Reproduce each line of the material precisely.

### [Saved entries]
--------
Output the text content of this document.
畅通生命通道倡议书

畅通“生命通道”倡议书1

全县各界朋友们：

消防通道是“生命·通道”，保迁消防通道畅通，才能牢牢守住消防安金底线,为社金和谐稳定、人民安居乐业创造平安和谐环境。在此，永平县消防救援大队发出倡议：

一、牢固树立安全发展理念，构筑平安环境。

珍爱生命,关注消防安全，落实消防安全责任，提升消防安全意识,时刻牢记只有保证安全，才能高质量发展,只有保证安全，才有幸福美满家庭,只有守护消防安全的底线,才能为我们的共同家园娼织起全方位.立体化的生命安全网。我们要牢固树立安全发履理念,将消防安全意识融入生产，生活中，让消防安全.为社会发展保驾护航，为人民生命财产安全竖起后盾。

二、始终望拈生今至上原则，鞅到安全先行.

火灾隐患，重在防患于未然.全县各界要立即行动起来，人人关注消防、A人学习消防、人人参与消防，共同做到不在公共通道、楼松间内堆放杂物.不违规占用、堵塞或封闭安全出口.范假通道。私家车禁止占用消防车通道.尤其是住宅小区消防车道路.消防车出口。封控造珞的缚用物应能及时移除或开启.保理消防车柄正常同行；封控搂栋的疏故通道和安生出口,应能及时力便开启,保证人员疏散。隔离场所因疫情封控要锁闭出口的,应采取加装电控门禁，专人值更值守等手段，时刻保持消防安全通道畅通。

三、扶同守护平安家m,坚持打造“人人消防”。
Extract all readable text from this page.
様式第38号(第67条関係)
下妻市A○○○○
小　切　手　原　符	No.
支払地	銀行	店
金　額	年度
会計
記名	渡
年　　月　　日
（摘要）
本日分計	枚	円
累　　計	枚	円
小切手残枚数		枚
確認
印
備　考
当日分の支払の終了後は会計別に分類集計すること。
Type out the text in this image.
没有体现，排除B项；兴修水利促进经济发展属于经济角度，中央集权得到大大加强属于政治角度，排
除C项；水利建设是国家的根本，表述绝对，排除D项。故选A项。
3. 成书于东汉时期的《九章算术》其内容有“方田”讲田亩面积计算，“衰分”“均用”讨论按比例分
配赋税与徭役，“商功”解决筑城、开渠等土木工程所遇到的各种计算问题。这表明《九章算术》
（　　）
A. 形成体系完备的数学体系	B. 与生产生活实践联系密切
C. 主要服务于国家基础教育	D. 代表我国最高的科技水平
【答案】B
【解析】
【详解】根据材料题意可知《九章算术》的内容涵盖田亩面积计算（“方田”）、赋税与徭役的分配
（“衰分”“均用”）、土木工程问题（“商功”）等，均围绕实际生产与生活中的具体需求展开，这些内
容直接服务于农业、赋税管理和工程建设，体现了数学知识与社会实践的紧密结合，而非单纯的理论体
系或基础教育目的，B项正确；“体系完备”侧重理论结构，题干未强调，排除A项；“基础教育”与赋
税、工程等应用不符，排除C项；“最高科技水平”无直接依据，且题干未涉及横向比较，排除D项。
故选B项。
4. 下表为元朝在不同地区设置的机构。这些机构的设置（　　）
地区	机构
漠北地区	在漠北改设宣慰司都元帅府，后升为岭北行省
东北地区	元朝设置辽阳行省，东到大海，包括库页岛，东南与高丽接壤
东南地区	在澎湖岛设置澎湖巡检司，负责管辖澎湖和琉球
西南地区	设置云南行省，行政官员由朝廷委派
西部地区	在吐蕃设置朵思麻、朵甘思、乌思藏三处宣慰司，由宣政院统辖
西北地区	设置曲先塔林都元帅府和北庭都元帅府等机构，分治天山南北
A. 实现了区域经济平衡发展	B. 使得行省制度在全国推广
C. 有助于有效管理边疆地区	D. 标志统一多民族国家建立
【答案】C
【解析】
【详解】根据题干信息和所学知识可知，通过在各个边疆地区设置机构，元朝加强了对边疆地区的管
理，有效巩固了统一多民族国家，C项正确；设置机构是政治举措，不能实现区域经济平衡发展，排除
--------
### [Result of this exercise]
Output the text content of this document.
畅通生命通道倡议书

畅通“生命通道”倡议书1

全县各界朋友们：

消防通道是“生命·通道”，保迁消防通道畅通，才能牢牢守住消防安金底线,为社金和谐稳定、人民安居乐业创造平安和谐环境。在此，永平县消防救援大队发出倡议：

一、牢固树立安全发展理念，构筑平安环境。

珍爱生命,关注消防安全，落实消防安全责任，提升消防安全意识,时刻牢记只有保证安全，才能高质量发展,只有保证安全，才有幸福美满家庭,只有守护消防安全的底线,才能为我们的共同家园娼织起全方位.立体化的生命安全网。我们要牢固树立安全发履理念,将消防安全意识融入生产，生活中，让消防安全.为社会发展保驾护航，为人民生命财产安全竖起后盾。

二、始终望拈生今至上原则，鞅到安全先行.

火灾隐患，重在防患于未然.全县各界要立即行动起来，人人关注消防、A人学习消防、人人参与消防，共同做到不在公共通道、楼松间内堆放杂物.不违规占用、堵塞或封闭安全出口.范假通道。私家车禁止占用消防车通道.尤其是住宅小区消防车道路.消防车出口。封控造珞的缚用物应能及时移除或开启.保理消防车柄正常同行；封控搂栋的疏故通道和安生出口,应能及时力便开启,保证人员疏散。隔离场所因疫情封控要锁闭出口的,应采取加装电控门禁，专人值更值守等手段，时刻保持消防安全通道畅通。

三、扶同守护平安家m,坚持打造“人人消防”。
Extract all readable text from this page.
様式第38号(第67条関係)
下妻市A○○○○
小　切　手　原　符	No.
支払地	銀行	店
金　額	年度
会計
記名	渡
年　　月　　日
（摘要）
本日分計	枚	円
累　　計	枚	円
小切手残枚数		枚
確認
印
備　考
当日分の支払の終了後は会計別に分類集計すること。
Type out the text in this image.
没有体现，排除B项；兴修水利促进经济发展属于经济角度，中央集权得到大大加强属于政治角度，排
除C项；水利建设是国家的根本，表述绝对，排除D项。故选A项。
3. 成书于东汉时期的《九章算术》其内容有“方田”讲田亩面积计算，“衰分”“均用”讨论按比例分
配赋税与徭役，“商功”解决筑城、开渠等土木工程所遇到的各种计算问题。这表明《九章算术》
（　　）
A. 形成体系完备的数学体系	B. 与生产生活实践联系密切
C. 主要服务于国家基础教育	D. 代表我国最高的科技水平
【答案】B
【解析】
【详解】根据材料题意可知《九章算术》的内容涵盖田亩面积计算（“方田”）、赋税与徭役的分配
（“衰分”“均用”）、土木工程问题（“商功”）等，均围绕实际生产与生活中的具体需求展开，这些内
容直接服务于农业、赋税管理和工程建设，体现了数学知识与社会实践的紧密结合，而非单纯的理论体
系或基础教育目的，B项正确；“体系完备”侧重理论结构，题干未强调，排除A项；“基础教育”与赋
税、工程等应用不符，排除C项；“最高科技水平”无直接依据，且题干未涉及横向比较，排除D项。
故选B项。
4. 下表为元朝在不同地区设置的机构。这些机构的设置（　　）
地区	机构
漠北地区	在漠北改设宣慰司都元帅府，后升为岭北行省
东北地区	元朝设置辽阳行省，东到大海，包括库页岛，东南与高丽接壤
东南地区	在澎湖岛设置澎湖巡检司，负责管辖澎湖和琉球
西南地区	设置云南行省，行政官员由朝廷委派
西部地区	在吐蕃设置朵思麻、朵甘思、乌思藏三处宣慰司，由宣政院统辖
西北地区	设置曲先塔林都元帅府和北庭都元帅府等机构，分治天山南北
A. 实现了区域经济平衡发展	B. 使得行省制度在全国推广
C. 有助于有效管理边疆地区	D. 标志统一多民族国家建立
【答案】C
【解析】
【详解】根据题干信息和所学知识可知，通过在各个边疆地区设置机构，元朝加强了对边疆地区的管
理，有效巩固了统一多民族国家，C项正确；设置机构是政治举措，不能实现区域经济平衡发展，排除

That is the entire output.